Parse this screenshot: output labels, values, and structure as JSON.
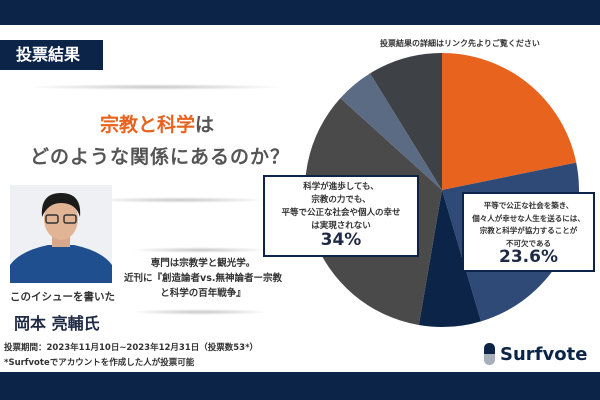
{
  "header": {
    "badge": "投票結果"
  },
  "question": {
    "highlight": "宗教と科学",
    "suffix": "は",
    "line2": "どのような関係にあるのか？"
  },
  "author": {
    "caption": "このイシューを書いた",
    "name": "岡本 亮輔氏",
    "bio_line1": "専門は宗教学と観光学。",
    "bio_line2": "近刊に『創造論者vs.無神論者ー宗教",
    "bio_line3": "と科学の百年戦争』"
  },
  "footer": {
    "period": "投票期間：2023年11月10日~2023年12月31日（投票数53*）",
    "note": "*Surfvoteでアカウントを作成した人が投票可能",
    "logo": "Surfvote"
  },
  "chart_note": "投票結果の詳細はリンク先よりご覧ください",
  "chart_data": {
    "type": "pie",
    "slices": [
      {
        "value": 21.8,
        "color": "#e8631e",
        "label": ""
      },
      {
        "value": 23.6,
        "color": "#2f4a76",
        "label": "平等で公正な社会を築き、個々人が幸せな人生を送るには、宗教と科学が協力することが不可欠である"
      },
      {
        "value": 7.3,
        "color": "#0b2447",
        "label": ""
      },
      {
        "value": 34,
        "color": "#4a4a4a",
        "label": "科学が進歩しても、宗教の力でも、平等で公正な社会や個人の幸せは実現されない"
      },
      {
        "value": 4.5,
        "color": "#5c6b84",
        "label": ""
      },
      {
        "value": 8.8,
        "color": "#3e4146",
        "label": ""
      }
    ],
    "labels": [
      {
        "lines": [
          "科学が進歩しても、",
          "宗教の力でも、",
          "平等で公正な社会や個人の幸せ",
          "は実現されない"
        ],
        "pct": "34%"
      },
      {
        "lines": [
          "平等で公正な社会を築き、",
          "個々人が幸せな人生を送るには、",
          "宗教と科学が協力することが",
          "不可欠である"
        ],
        "pct": "23.6%"
      }
    ]
  }
}
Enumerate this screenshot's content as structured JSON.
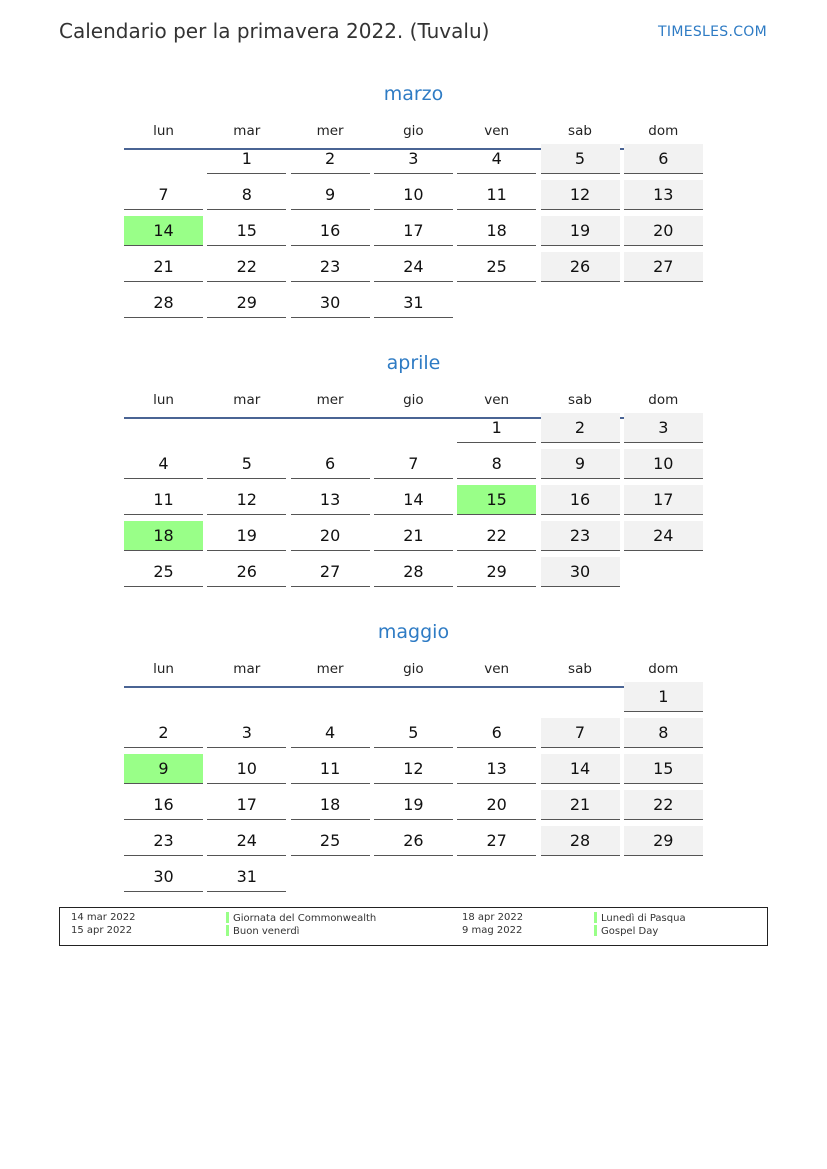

**PROBLEM:** Output every entry exactly as given; pictures are not part of the copy.

**CORRECT ANSWER:**
Parse this screenshot: output labels, values, and structure as JSON.
{
  "header": {
    "badge": "投票結果"
  },
  "question": {
    "highlight": "宗教と科学",
    "suffix": "は",
    "line2": "どのような関係にあるのか？"
  },
  "author": {
    "caption": "このイシューを書いた",
    "name": "岡本 亮輔氏",
    "bio_line1": "専門は宗教学と観光学。",
    "bio_line2": "近刊に『創造論者vs.無神論者ー宗教",
    "bio_line3": "と科学の百年戦争』"
  },
  "footer": {
    "period": "投票期間：2023年11月10日~2023年12月31日（投票数53*）",
    "note": "*Surfvoteでアカウントを作成した人が投票可能",
    "logo": "Surfvote"
  },
  "chart_note": "投票結果の詳細はリンク先よりご覧ください",
  "chart_data": {
    "type": "pie",
    "slices": [
      {
        "value": 21.8,
        "color": "#e8631e",
        "label": ""
      },
      {
        "value": 23.6,
        "color": "#2f4a76",
        "label": "平等で公正な社会を築き、個々人が幸せな人生を送るには、宗教と科学が協力することが不可欠である"
      },
      {
        "value": 7.3,
        "color": "#0b2447",
        "label": ""
      },
      {
        "value": 34,
        "color": "#4a4a4a",
        "label": "科学が進歩しても、宗教の力でも、平等で公正な社会や個人の幸せは実現されない"
      },
      {
        "value": 4.5,
        "color": "#5c6b84",
        "label": ""
      },
      {
        "value": 8.8,
        "color": "#3e4146",
        "label": ""
      }
    ],
    "labels": [
      {
        "lines": [
          "科学が進歩しても、",
          "宗教の力でも、",
          "平等で公正な社会や個人の幸せ",
          "は実現されない"
        ],
        "pct": "34%"
      },
      {
        "lines": [
          "平等で公正な社会を築き、",
          "個々人が幸せな人生を送るには、",
          "宗教と科学が協力することが",
          "不可欠である"
        ],
        "pct": "23.6%"
      }
    ]
  }
}
Enumerate this screenshot's content as structured JSON.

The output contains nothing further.